▸ **Exercise**
Reproduce all the material exactly, minus any pictures it holds.

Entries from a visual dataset
((
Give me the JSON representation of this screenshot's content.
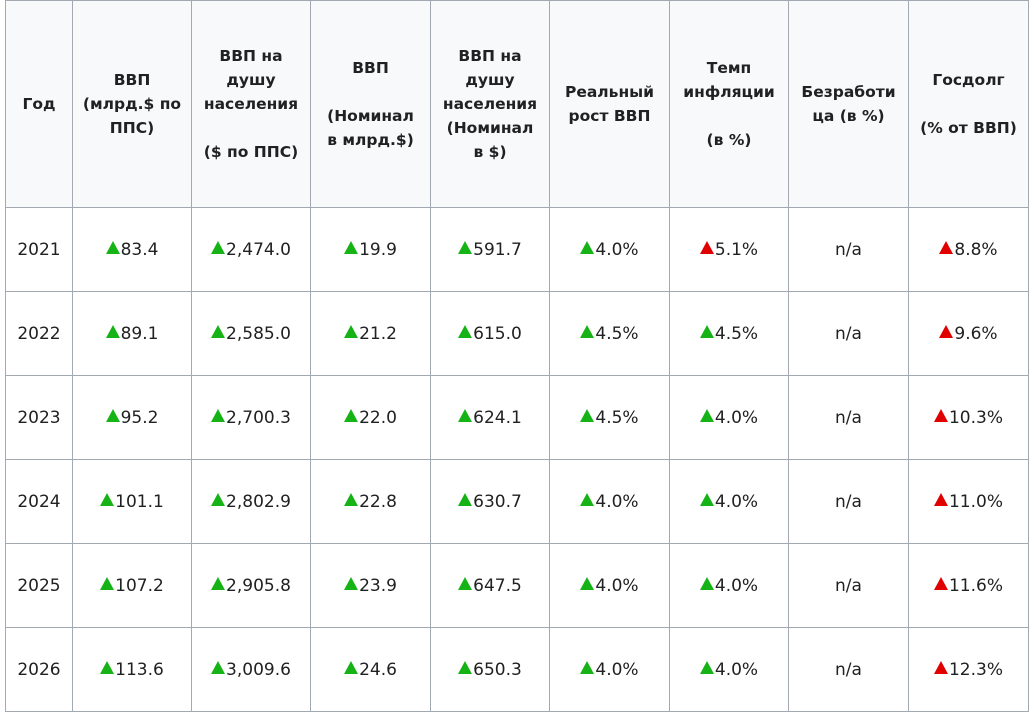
{
  "columns": [
    {
      "lines": [
        "ВВП",
        "(млрд.$ по",
        "ППС)"
      ]
    },
    {
      "lines": [
        "ВВП на",
        "душу",
        "населения",
        "",
        "($ по ППС)"
      ]
    },
    {
      "lines": [
        "ВВП",
        "",
        "(Номинал",
        "в млрд.$)"
      ]
    },
    {
      "lines": [
        "ВВП на",
        "душу",
        "населения",
        "(Номинал",
        "в $)"
      ]
    },
    {
      "lines": [
        "Реальный",
        "рост ВВП"
      ]
    },
    {
      "lines": [
        "Темп",
        "инфляции",
        "",
        "(в %)"
      ]
    },
    {
      "lines": [
        "Безработи",
        "ца (в %)"
      ]
    },
    {
      "lines": [
        "Госдолг",
        "",
        "(% от ВВП)"
      ]
    }
  ],
  "year_header": "Год",
  "rows": [
    {
      "year": "2021",
      "cells": [
        {
          "v": "83.4",
          "t": "up"
        },
        {
          "v": "2,474.0",
          "t": "up"
        },
        {
          "v": "19.9",
          "t": "up"
        },
        {
          "v": "591.7",
          "t": "up"
        },
        {
          "v": "4.0%",
          "t": "up"
        },
        {
          "v": "5.1%",
          "t": "red"
        },
        {
          "v": "n/a",
          "t": "none"
        },
        {
          "v": "8.8%",
          "t": "red"
        }
      ]
    },
    {
      "year": "2022",
      "cells": [
        {
          "v": "89.1",
          "t": "up"
        },
        {
          "v": "2,585.0",
          "t": "up"
        },
        {
          "v": "21.2",
          "t": "up"
        },
        {
          "v": "615.0",
          "t": "up"
        },
        {
          "v": "4.5%",
          "t": "up"
        },
        {
          "v": "4.5%",
          "t": "up"
        },
        {
          "v": "n/a",
          "t": "none"
        },
        {
          "v": "9.6%",
          "t": "red"
        }
      ]
    },
    {
      "year": "2023",
      "cells": [
        {
          "v": "95.2",
          "t": "up"
        },
        {
          "v": "2,700.3",
          "t": "up"
        },
        {
          "v": "22.0",
          "t": "up"
        },
        {
          "v": "624.1",
          "t": "up"
        },
        {
          "v": "4.5%",
          "t": "up"
        },
        {
          "v": "4.0%",
          "t": "up"
        },
        {
          "v": "n/a",
          "t": "none"
        },
        {
          "v": "10.3%",
          "t": "red"
        }
      ]
    },
    {
      "year": "2024",
      "cells": [
        {
          "v": "101.1",
          "t": "up"
        },
        {
          "v": "2,802.9",
          "t": "up"
        },
        {
          "v": "22.8",
          "t": "up"
        },
        {
          "v": "630.7",
          "t": "up"
        },
        {
          "v": "4.0%",
          "t": "up"
        },
        {
          "v": "4.0%",
          "t": "up"
        },
        {
          "v": "n/a",
          "t": "none"
        },
        {
          "v": "11.0%",
          "t": "red"
        }
      ]
    },
    {
      "year": "2025",
      "cells": [
        {
          "v": "107.2",
          "t": "up"
        },
        {
          "v": "2,905.8",
          "t": "up"
        },
        {
          "v": "23.9",
          "t": "up"
        },
        {
          "v": "647.5",
          "t": "up"
        },
        {
          "v": "4.0%",
          "t": "up"
        },
        {
          "v": "4.0%",
          "t": "up"
        },
        {
          "v": "n/a",
          "t": "none"
        },
        {
          "v": "11.6%",
          "t": "red"
        }
      ]
    },
    {
      "year": "2026",
      "cells": [
        {
          "v": "113.6",
          "t": "up"
        },
        {
          "v": "3,009.6",
          "t": "up"
        },
        {
          "v": "24.6",
          "t": "up"
        },
        {
          "v": "650.3",
          "t": "up"
        },
        {
          "v": "4.0%",
          "t": "up"
        },
        {
          "v": "4.0%",
          "t": "up"
        },
        {
          "v": "n/a",
          "t": "none"
        },
        {
          "v": "12.3%",
          "t": "red"
        }
      ]
    }
  ],
  "colors": {
    "up": "#16b316",
    "red": "#e00000",
    "header_bg": "#f8f9fa",
    "border": "#a2a9b1"
  },
  "indicator_icons": {
    "up": "green-up-triangle-icon",
    "red": "red-up-triangle-icon"
  }
}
))
▸ **Reply**
Give me the JSON representation of this screenshot's content.
{
  "columns": [
    {
      "lines": [
        "ВВП",
        "(млрд.$ по",
        "ППС)"
      ]
    },
    {
      "lines": [
        "ВВП на",
        "душу",
        "населения",
        "",
        "($ по ППС)"
      ]
    },
    {
      "lines": [
        "ВВП",
        "",
        "(Номинал",
        "в млрд.$)"
      ]
    },
    {
      "lines": [
        "ВВП на",
        "душу",
        "населения",
        "(Номинал",
        "в $)"
      ]
    },
    {
      "lines": [
        "Реальный",
        "рост ВВП"
      ]
    },
    {
      "lines": [
        "Темп",
        "инфляции",
        "",
        "(в %)"
      ]
    },
    {
      "lines": [
        "Безработи",
        "ца (в %)"
      ]
    },
    {
      "lines": [
        "Госдолг",
        "",
        "(% от ВВП)"
      ]
    }
  ],
  "year_header": "Год",
  "rows": [
    {
      "year": "2021",
      "cells": [
        {
          "v": "83.4",
          "t": "up"
        },
        {
          "v": "2,474.0",
          "t": "up"
        },
        {
          "v": "19.9",
          "t": "up"
        },
        {
          "v": "591.7",
          "t": "up"
        },
        {
          "v": "4.0%",
          "t": "up"
        },
        {
          "v": "5.1%",
          "t": "red"
        },
        {
          "v": "n/a",
          "t": "none"
        },
        {
          "v": "8.8%",
          "t": "red"
        }
      ]
    },
    {
      "year": "2022",
      "cells": [
        {
          "v": "89.1",
          "t": "up"
        },
        {
          "v": "2,585.0",
          "t": "up"
        },
        {
          "v": "21.2",
          "t": "up"
        },
        {
          "v": "615.0",
          "t": "up"
        },
        {
          "v": "4.5%",
          "t": "up"
        },
        {
          "v": "4.5%",
          "t": "up"
        },
        {
          "v": "n/a",
          "t": "none"
        },
        {
          "v": "9.6%",
          "t": "red"
        }
      ]
    },
    {
      "year": "2023",
      "cells": [
        {
          "v": "95.2",
          "t": "up"
        },
        {
          "v": "2,700.3",
          "t": "up"
        },
        {
          "v": "22.0",
          "t": "up"
        },
        {
          "v": "624.1",
          "t": "up"
        },
        {
          "v": "4.5%",
          "t": "up"
        },
        {
          "v": "4.0%",
          "t": "up"
        },
        {
          "v": "n/a",
          "t": "none"
        },
        {
          "v": "10.3%",
          "t": "red"
        }
      ]
    },
    {
      "year": "2024",
      "cells": [
        {
          "v": "101.1",
          "t": "up"
        },
        {
          "v": "2,802.9",
          "t": "up"
        },
        {
          "v": "22.8",
          "t": "up"
        },
        {
          "v": "630.7",
          "t": "up"
        },
        {
          "v": "4.0%",
          "t": "up"
        },
        {
          "v": "4.0%",
          "t": "up"
        },
        {
          "v": "n/a",
          "t": "none"
        },
        {
          "v": "11.0%",
          "t": "red"
        }
      ]
    },
    {
      "year": "2025",
      "cells": [
        {
          "v": "107.2",
          "t": "up"
        },
        {
          "v": "2,905.8",
          "t": "up"
        },
        {
          "v": "23.9",
          "t": "up"
        },
        {
          "v": "647.5",
          "t": "up"
        },
        {
          "v": "4.0%",
          "t": "up"
        },
        {
          "v": "4.0%",
          "t": "up"
        },
        {
          "v": "n/a",
          "t": "none"
        },
        {
          "v": "11.6%",
          "t": "red"
        }
      ]
    },
    {
      "year": "2026",
      "cells": [
        {
          "v": "113.6",
          "t": "up"
        },
        {
          "v": "3,009.6",
          "t": "up"
        },
        {
          "v": "24.6",
          "t": "up"
        },
        {
          "v": "650.3",
          "t": "up"
        },
        {
          "v": "4.0%",
          "t": "up"
        },
        {
          "v": "4.0%",
          "t": "up"
        },
        {
          "v": "n/a",
          "t": "none"
        },
        {
          "v": "12.3%",
          "t": "red"
        }
      ]
    }
  ],
  "colors": {
    "up": "#16b316",
    "red": "#e00000",
    "header_bg": "#f8f9fa",
    "border": "#a2a9b1"
  },
  "indicator_icons": {
    "up": "green-up-triangle-icon",
    "red": "red-up-triangle-icon"
  }
}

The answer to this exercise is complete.